Given exercise: How many lines hold the string "کلید"? Give only the number.

________________

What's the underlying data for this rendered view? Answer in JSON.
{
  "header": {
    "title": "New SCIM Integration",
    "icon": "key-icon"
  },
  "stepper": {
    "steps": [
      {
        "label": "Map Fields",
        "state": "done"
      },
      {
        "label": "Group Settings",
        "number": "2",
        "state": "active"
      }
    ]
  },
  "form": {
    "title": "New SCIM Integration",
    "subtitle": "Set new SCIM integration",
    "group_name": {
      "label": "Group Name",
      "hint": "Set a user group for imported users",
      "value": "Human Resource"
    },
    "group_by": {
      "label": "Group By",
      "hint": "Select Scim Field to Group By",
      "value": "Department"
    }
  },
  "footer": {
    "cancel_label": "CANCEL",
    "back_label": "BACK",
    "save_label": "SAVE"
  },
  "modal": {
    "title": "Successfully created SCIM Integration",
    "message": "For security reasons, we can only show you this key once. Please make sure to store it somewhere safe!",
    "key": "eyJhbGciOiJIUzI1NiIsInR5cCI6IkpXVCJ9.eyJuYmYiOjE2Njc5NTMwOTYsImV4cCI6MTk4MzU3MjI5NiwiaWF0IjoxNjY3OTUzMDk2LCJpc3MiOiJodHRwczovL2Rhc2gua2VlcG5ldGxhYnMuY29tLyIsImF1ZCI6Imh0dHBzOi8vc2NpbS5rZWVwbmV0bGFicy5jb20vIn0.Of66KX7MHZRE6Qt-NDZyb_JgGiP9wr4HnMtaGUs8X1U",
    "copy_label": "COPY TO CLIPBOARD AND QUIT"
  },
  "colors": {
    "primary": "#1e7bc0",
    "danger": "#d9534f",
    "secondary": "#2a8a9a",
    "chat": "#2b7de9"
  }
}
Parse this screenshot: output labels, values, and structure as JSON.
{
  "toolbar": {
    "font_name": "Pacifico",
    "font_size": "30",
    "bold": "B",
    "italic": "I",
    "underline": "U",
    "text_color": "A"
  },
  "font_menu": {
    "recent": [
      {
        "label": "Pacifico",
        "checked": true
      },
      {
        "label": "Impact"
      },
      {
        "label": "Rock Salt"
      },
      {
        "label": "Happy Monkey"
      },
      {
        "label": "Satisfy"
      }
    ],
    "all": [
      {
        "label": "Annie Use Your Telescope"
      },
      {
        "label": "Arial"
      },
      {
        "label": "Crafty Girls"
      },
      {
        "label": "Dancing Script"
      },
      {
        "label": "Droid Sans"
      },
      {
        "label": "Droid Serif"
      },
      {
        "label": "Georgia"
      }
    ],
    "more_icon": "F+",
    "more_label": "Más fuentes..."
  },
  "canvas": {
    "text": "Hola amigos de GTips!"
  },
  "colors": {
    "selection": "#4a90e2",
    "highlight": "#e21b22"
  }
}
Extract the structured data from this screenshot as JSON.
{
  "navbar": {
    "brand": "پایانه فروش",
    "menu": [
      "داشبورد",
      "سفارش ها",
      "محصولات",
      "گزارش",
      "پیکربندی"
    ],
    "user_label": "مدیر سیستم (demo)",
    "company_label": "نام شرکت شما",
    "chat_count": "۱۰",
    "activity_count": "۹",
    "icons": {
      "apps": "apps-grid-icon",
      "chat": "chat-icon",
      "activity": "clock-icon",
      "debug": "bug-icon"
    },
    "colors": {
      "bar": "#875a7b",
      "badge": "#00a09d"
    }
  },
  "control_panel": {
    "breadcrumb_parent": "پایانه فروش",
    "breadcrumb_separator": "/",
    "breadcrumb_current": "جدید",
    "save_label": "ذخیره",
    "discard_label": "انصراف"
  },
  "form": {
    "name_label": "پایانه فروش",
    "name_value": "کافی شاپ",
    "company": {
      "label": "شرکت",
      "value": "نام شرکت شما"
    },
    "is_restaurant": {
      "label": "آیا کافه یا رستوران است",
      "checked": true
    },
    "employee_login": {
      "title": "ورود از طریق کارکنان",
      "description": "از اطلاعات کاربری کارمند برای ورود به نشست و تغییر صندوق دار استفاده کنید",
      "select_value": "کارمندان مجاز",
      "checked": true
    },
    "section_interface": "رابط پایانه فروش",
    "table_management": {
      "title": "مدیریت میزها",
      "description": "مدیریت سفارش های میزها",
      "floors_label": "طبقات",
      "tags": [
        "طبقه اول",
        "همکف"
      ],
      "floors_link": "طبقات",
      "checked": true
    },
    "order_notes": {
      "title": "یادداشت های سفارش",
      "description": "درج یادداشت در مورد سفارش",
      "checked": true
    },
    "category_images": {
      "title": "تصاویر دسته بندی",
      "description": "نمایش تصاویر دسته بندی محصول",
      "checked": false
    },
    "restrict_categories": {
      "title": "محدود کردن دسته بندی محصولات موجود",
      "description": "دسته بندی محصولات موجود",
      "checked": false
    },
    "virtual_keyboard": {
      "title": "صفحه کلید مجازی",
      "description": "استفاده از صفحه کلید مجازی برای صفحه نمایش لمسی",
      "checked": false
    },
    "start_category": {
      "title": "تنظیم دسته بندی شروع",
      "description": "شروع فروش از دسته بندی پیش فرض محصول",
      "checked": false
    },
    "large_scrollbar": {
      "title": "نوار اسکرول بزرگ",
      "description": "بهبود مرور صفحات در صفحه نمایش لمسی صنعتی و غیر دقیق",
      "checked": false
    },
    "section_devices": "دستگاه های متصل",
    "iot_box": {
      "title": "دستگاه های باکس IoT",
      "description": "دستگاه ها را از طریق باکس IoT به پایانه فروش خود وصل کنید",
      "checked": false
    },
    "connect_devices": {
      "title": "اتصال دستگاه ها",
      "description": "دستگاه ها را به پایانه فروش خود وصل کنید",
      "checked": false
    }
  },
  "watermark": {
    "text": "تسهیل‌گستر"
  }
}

________________

Written response: 2